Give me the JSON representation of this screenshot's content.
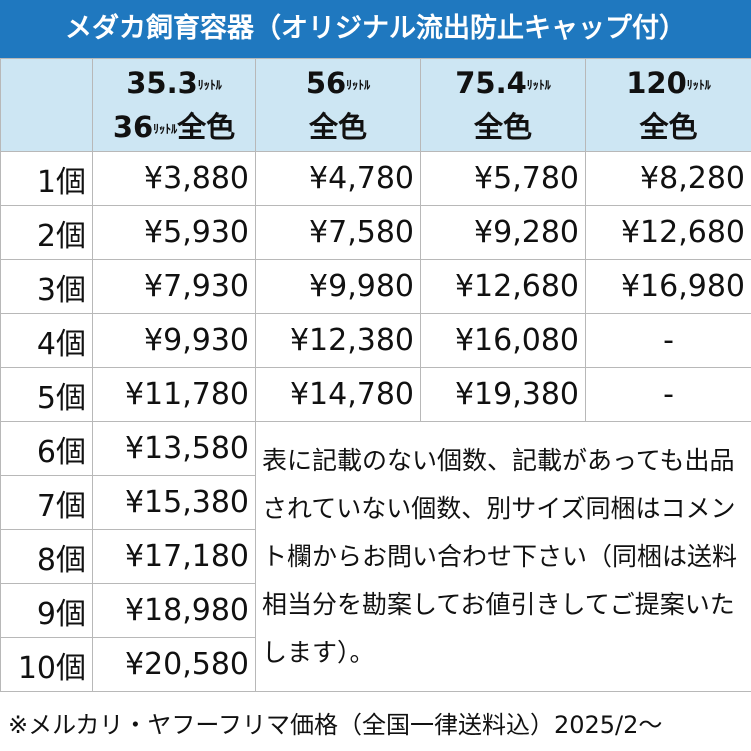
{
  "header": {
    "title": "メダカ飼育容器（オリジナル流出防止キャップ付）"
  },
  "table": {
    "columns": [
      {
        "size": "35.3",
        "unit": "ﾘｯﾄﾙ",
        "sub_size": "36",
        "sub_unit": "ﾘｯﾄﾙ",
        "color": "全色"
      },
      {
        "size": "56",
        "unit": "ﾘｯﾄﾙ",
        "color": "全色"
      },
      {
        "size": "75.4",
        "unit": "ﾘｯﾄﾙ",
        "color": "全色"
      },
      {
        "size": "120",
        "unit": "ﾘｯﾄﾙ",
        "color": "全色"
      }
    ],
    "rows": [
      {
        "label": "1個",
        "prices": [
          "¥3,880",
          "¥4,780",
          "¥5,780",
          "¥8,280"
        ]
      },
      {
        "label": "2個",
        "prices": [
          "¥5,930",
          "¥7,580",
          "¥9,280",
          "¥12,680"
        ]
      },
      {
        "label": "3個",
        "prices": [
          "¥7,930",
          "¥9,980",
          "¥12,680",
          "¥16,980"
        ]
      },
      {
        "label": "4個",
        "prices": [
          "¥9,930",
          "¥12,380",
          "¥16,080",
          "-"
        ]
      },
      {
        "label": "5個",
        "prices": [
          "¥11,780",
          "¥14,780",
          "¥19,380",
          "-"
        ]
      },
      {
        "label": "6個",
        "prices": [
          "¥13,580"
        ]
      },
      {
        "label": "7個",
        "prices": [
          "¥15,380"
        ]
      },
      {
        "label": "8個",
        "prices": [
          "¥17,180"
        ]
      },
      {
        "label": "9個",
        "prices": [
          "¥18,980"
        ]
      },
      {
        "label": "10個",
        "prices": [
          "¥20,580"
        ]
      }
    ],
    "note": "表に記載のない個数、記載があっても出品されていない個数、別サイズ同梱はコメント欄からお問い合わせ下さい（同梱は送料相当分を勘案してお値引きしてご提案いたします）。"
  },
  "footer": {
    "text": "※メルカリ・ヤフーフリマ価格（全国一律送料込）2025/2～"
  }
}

• • • • •

YOUR TASK> Reproduce the records above exactly, leaving out every picture they contain.

RESPONSE>
Give me the JSON representation of this screenshot's content.
{
  "header": {
    "title": "メダカ飼育容器（オリジナル流出防止キャップ付）"
  },
  "table": {
    "columns": [
      {
        "size": "35.3",
        "unit": "ﾘｯﾄﾙ",
        "sub_size": "36",
        "sub_unit": "ﾘｯﾄﾙ",
        "color": "全色"
      },
      {
        "size": "56",
        "unit": "ﾘｯﾄﾙ",
        "color": "全色"
      },
      {
        "size": "75.4",
        "unit": "ﾘｯﾄﾙ",
        "color": "全色"
      },
      {
        "size": "120",
        "unit": "ﾘｯﾄﾙ",
        "color": "全色"
      }
    ],
    "rows": [
      {
        "label": "1個",
        "prices": [
          "¥3,880",
          "¥4,780",
          "¥5,780",
          "¥8,280"
        ]
      },
      {
        "label": "2個",
        "prices": [
          "¥5,930",
          "¥7,580",
          "¥9,280",
          "¥12,680"
        ]
      },
      {
        "label": "3個",
        "prices": [
          "¥7,930",
          "¥9,980",
          "¥12,680",
          "¥16,980"
        ]
      },
      {
        "label": "4個",
        "prices": [
          "¥9,930",
          "¥12,380",
          "¥16,080",
          "-"
        ]
      },
      {
        "label": "5個",
        "prices": [
          "¥11,780",
          "¥14,780",
          "¥19,380",
          "-"
        ]
      },
      {
        "label": "6個",
        "prices": [
          "¥13,580"
        ]
      },
      {
        "label": "7個",
        "prices": [
          "¥15,380"
        ]
      },
      {
        "label": "8個",
        "prices": [
          "¥17,180"
        ]
      },
      {
        "label": "9個",
        "prices": [
          "¥18,980"
        ]
      },
      {
        "label": "10個",
        "prices": [
          "¥20,580"
        ]
      }
    ],
    "note": "表に記載のない個数、記載があっても出品されていない個数、別サイズ同梱はコメント欄からお問い合わせ下さい（同梱は送料相当分を勘案してお値引きしてご提案いたします）。"
  },
  "footer": {
    "text": "※メルカリ・ヤフーフリマ価格（全国一律送料込）2025/2～"
  }
}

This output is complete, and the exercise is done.